Quoted text:
[Date Prev][Date Next][Thread Prev][Thread Next][Date Index][Thread Index]

Re: [ddlm-group] _enumerated_set.table_id

Hi John:

On Tue, Apr 21, 2015 at 1:19 AM, Bollinger, John C <John.Bollinger@stjude.org> wrote:

Hi James,

 

I agree that _enumeration_set.table_id seems a misfit.  Moreover, I observe that it is not documented in the 2008 DDLm paper.  That paper is aging a bit, but I take the attribute’s omission as an additional signal that it does not serve a role of any major import.


The canonical reference is now J. Chem. Inf. Model., 2012 52(8) pp 1907-1916.

 

Moreover, I agree that the particular usage you found is troublesome.  It might well be sensible to describe the allowed keys of a particular table via an enumerated set, but in that case those keys would be the *values* (states) expressed by the enumeration, hence the table_id attribute is superfluous.  (I guess that’s pretty much what you said, too; please bear with me as I get my DDLm brain engaged.)

 

I think we agree then that it is superfluous and can be dropped (or simply not picked up by COMCIFS).
 

More generally, I agree that there should be a mechanism for DDLm dictionaries to constrain, on a per-item basis, the form that tables may take.  The greatest expressive power in that area would involve being able to specify which keys are allowed (including the possibility of free-form keys), which of those are required, and what type of value must be associated with each key. To do that in full generality would require allowing the types of values inside a table to be defined in terms of other _type definitions in the dictionary, or something equivalently powerful.  Inasmuch as keys must be strings, I think the existing enumeration facility is probably strong enough to express constraints on keys.


Judging from the demonstration DDLm dictionaries, CIF2 tables are quite rare, and strictly speaking superfluous, as they can be directly transformed into a CIF loop structure with a small loss in concision.  They are used once in cif_core.dic to carry the individual atom form factor contributions to each hkl reflection so that a separate loop keyed on h,k,l and atom type doesn't have to be defined for such intermediate values. I think that anything remotely complicated (e.g. optional keys) would be better described using looped datanames.  This policy would allow us to restrict ourselves to simple cases. Therefore, we could settle for Doug's solution (but see below), with the meaning that the keys given in the _type.contents entry must be present for the item to be valid.  I would however be unruffled if DDLm *didn't* have a mechanism to constrain the form that tables may take on a per-item basis, for the above reasons and those in my next paragraph below.

Supplied records:
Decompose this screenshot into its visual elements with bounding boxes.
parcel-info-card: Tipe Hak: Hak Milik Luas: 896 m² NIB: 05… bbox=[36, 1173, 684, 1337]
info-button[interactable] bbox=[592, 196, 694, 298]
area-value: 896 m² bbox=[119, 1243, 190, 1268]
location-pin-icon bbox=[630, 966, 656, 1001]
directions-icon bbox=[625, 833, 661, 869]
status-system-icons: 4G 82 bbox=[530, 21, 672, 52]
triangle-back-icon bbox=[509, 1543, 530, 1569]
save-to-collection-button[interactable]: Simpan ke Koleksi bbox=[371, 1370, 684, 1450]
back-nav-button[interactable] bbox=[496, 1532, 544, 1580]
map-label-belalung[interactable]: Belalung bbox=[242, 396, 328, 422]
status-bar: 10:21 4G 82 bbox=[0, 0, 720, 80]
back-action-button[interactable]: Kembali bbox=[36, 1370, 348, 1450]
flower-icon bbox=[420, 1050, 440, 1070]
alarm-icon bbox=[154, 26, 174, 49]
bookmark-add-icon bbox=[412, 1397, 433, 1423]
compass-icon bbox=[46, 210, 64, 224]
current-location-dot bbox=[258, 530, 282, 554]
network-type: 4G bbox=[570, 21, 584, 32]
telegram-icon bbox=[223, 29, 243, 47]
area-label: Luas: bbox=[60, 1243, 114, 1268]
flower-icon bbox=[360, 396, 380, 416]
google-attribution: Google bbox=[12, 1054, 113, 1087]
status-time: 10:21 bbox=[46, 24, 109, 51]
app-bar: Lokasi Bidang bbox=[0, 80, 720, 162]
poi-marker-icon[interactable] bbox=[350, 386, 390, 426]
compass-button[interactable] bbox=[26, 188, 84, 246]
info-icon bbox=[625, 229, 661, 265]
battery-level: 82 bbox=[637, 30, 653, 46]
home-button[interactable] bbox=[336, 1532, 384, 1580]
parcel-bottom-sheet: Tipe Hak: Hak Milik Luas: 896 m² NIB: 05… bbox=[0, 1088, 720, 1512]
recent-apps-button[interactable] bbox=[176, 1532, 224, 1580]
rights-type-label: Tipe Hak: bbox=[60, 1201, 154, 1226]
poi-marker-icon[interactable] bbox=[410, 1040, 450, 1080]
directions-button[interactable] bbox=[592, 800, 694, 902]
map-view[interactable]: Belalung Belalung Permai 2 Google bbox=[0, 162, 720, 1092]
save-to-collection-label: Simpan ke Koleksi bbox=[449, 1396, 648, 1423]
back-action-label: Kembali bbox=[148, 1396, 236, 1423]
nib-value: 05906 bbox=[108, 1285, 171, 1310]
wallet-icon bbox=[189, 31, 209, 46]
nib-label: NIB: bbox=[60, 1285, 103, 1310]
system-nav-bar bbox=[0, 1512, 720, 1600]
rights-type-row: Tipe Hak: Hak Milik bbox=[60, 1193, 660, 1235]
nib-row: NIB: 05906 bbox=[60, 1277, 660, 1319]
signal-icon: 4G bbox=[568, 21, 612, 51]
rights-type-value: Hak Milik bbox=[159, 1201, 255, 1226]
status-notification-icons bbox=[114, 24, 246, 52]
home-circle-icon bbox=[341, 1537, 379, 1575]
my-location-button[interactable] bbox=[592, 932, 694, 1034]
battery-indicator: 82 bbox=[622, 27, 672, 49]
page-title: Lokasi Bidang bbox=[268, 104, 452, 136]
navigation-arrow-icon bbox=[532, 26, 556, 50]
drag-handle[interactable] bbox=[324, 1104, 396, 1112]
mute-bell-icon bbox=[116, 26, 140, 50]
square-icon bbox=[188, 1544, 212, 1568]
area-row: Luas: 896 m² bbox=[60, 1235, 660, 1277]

Problems:
1 > Condense the paragraph of the DDLm message that begins "More generally, I agree" into a short bulleted list that keeps its main points.
2 > Based on the DDLm message, answer yes or no to each statement below, and quote the words of the message that decide it.
(a) The canonical reference for DDLm is now a 2012 paper in J. Chem. Inf. Model.
(b) Tables are used several times in cif_core.dic.
(c) CIF2 tables cannot be turned into a CIF loop structure.
3 > Continue the DDLm message after its final sentence.
The entries are not needed for any of this.

Replies:
1 >
- DDLm dictionaries should have a way to constrain, per item, the form a table may take.
- The fullest version would specify which keys are allowed (free-form keys included), which keys are required, and what type of value goes with each key.
- Doing this in full generality would require defining the value types inside a table through other _type definitions in the dictionary, or something equally powerful.
- Because keys must be strings, the existing enumeration facility is probably strong enough to constrain keys.

2 >
(a) Yes: "The canonical reference is now J. Chem. Inf. Model., 2012 52(8) pp 1907-1916."
(b) No: "They are used once in cif_core.dic"
(c) No: "they can be directly transformed into a CIF loop structure with a small loss in concision"

3 >
Doug’s suggestion doesn’t provide the full expressiveness described above, but it may be reasonable and sufficient for the requirements of any dictionary we currently contemplate supporting.  It is limited at least in that it can express only mappings that _must_ be present or mappings that _may_ be present, but not both.  It appears also to be somewhat limited with regard to the constraints it allows to be placed on values in the defined table type.  Those may be limitations we can live with.

 

 
I have lately been contemplating the level of datavalue complexity we should actually cover in DDLm.  The initial assumption in writing DDLm was that the _type.contents and _type.dimension attributes should be able to describe arbitrarily complex datastructures.  I now think that this is unnecessary, because any inhomogeneous datastructure can be split into its component parts, each of which I would assert have a well-defined individual meaning.  The dictionary will necessarily need to describe those individual parts.  The *only* use-case I can find (counterexamples welcome) for inhomogeneous datastructures in the demonstration ddlm dictionaries is to conveniently create single-dataitem keys for joined categories, but even this use case can be replaced by e.g. a simple string concatenation.  Any use of the composite structure can be replaced in dREL by access to the individual components - which must be happening already anyway, because the values are inhomogeneous and so must be treated differently.

I am therefore planning to suggest that COMCIFS adopt a dictionary authoring policy which explicitly avoids using inhomogeneous datastructures (i.e. Arrays and Tables with values of a single type are OK, mixtures and irregular nesting are not).
 

As a practical matter, though, does DDLm have a way to define that the value for item _type.contents is either a table or a member of an enumeration_set?  In other words, can we write a definition of the proposed extended _type.contents item that DDLm can validate, without changing or adding other definitions?  If not, then perhaps that’s a good reason to consider a more comprehensive solution.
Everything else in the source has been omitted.